**Exercise directions**
Could you copy out, character for character, the records from their first line through the line containing "message-text-line: Hey team!", including both ends?

((

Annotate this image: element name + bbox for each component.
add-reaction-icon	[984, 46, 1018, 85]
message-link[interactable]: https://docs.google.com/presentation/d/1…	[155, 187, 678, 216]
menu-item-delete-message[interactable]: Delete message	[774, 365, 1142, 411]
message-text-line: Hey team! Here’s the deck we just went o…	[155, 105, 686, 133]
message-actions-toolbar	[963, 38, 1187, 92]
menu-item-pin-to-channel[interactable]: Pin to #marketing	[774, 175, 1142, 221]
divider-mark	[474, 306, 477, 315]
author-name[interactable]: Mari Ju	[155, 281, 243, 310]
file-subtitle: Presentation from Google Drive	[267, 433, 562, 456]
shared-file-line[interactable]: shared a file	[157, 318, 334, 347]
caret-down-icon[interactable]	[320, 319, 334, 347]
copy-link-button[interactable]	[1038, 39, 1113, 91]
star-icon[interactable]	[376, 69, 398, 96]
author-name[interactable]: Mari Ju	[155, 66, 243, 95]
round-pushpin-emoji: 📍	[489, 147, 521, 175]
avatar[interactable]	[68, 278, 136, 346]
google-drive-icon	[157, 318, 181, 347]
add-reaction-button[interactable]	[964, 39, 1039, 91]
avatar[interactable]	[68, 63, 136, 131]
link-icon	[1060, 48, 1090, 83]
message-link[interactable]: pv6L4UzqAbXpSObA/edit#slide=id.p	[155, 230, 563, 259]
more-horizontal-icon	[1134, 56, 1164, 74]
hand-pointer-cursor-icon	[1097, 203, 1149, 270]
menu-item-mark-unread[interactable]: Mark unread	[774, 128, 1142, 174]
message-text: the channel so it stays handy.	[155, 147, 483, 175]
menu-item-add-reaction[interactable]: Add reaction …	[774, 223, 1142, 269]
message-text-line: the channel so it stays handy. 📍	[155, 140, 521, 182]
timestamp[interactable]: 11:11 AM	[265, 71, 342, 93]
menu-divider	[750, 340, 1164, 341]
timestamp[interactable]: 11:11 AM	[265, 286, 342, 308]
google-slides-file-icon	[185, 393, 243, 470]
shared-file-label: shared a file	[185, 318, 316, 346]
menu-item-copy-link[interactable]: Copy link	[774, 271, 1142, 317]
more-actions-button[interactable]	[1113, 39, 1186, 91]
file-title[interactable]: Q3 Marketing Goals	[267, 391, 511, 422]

))

**Response to the task**
Annotate this image: element name + bbox for each component.
add-reaction-icon	[984, 46, 1018, 85]
message-link[interactable]: https://docs.google.com/presentation/d/1…	[155, 187, 678, 216]
menu-item-delete-message[interactable]: Delete message	[774, 365, 1142, 411]
message-text-line: Hey team! Here’s the deck we just went o…	[155, 105, 686, 133]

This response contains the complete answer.